Look through the lines below and extract any with the word "Borkowski".
• • • • • • •
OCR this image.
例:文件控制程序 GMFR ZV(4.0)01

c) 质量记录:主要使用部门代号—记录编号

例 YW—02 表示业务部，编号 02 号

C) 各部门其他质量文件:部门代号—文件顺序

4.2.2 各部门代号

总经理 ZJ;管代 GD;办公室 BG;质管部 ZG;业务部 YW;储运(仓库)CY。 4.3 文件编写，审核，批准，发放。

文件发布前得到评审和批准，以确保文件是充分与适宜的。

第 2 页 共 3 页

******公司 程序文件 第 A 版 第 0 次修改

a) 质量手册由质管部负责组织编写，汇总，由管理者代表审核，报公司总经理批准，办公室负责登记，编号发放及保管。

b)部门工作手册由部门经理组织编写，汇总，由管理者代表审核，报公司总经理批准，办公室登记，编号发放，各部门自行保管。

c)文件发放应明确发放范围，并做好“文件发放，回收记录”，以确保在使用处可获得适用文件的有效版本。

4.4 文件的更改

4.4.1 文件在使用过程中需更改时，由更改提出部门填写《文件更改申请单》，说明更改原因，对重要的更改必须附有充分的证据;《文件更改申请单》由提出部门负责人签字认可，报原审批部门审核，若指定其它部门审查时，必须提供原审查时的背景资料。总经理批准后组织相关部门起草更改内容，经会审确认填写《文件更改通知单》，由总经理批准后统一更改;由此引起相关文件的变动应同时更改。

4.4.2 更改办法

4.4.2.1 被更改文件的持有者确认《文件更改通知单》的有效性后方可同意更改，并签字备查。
• • • • • • •
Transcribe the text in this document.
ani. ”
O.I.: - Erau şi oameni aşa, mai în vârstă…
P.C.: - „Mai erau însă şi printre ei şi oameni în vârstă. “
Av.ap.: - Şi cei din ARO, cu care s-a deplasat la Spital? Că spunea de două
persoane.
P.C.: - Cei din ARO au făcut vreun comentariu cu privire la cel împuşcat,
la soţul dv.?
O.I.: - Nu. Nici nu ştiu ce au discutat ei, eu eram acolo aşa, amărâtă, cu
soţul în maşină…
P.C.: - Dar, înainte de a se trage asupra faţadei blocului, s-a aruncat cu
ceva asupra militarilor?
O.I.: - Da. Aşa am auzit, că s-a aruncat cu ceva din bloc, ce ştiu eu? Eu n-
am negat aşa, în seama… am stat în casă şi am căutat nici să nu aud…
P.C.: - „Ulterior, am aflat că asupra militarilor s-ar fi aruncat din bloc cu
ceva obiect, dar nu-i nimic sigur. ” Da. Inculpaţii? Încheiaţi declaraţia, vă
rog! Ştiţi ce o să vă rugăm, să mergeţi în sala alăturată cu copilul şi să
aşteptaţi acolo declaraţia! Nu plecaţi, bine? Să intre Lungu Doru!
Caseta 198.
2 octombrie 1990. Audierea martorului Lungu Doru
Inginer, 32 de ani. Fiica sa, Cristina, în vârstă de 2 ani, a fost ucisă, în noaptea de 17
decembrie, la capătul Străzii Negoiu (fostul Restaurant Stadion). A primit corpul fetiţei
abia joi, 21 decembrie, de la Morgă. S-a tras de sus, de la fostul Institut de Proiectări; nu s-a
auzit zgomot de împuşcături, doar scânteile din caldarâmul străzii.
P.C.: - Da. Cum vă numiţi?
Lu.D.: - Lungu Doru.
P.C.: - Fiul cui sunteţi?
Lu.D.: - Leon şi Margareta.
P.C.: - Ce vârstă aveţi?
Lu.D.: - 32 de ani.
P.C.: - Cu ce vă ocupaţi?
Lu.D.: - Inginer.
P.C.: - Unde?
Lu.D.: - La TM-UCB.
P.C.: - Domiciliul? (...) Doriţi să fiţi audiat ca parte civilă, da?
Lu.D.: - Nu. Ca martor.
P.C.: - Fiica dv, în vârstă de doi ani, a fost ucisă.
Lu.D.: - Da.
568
• • • • • • •
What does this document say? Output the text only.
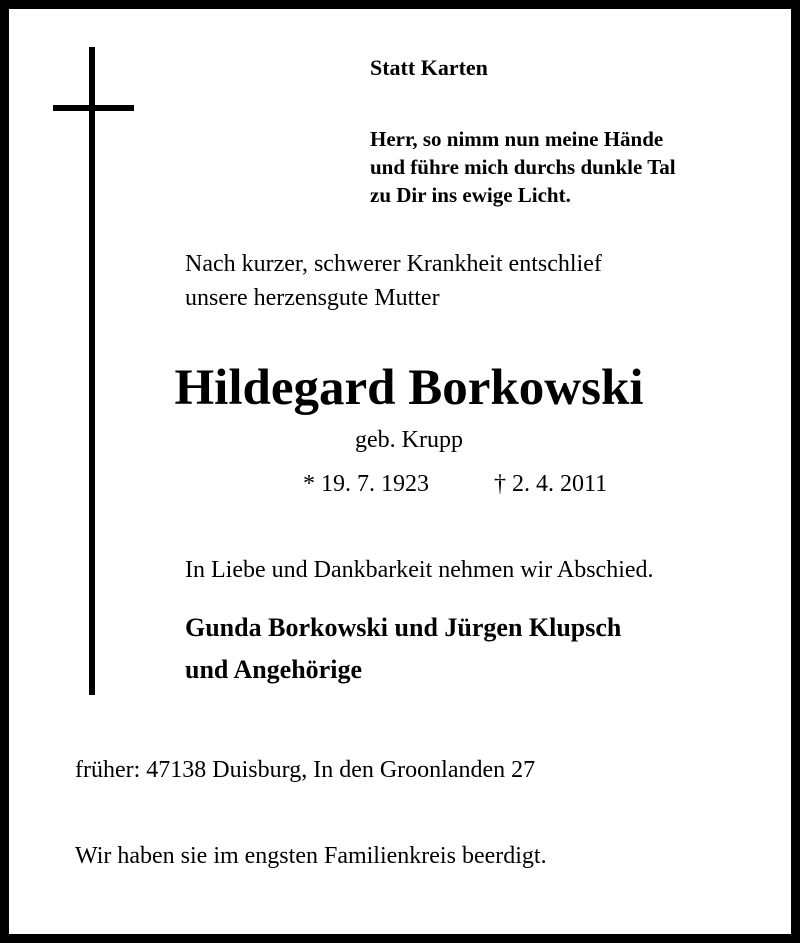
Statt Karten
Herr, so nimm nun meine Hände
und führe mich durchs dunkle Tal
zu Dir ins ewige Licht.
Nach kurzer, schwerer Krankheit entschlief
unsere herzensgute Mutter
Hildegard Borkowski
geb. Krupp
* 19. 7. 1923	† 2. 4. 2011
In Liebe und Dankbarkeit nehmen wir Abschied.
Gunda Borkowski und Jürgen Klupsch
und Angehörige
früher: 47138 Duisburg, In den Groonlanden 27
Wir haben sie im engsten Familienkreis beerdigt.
• • • • • • •
### ANSWER TO THE PROBLEM:
Hildegard Borkowski
Gunda Borkowski und Jürgen Klupsch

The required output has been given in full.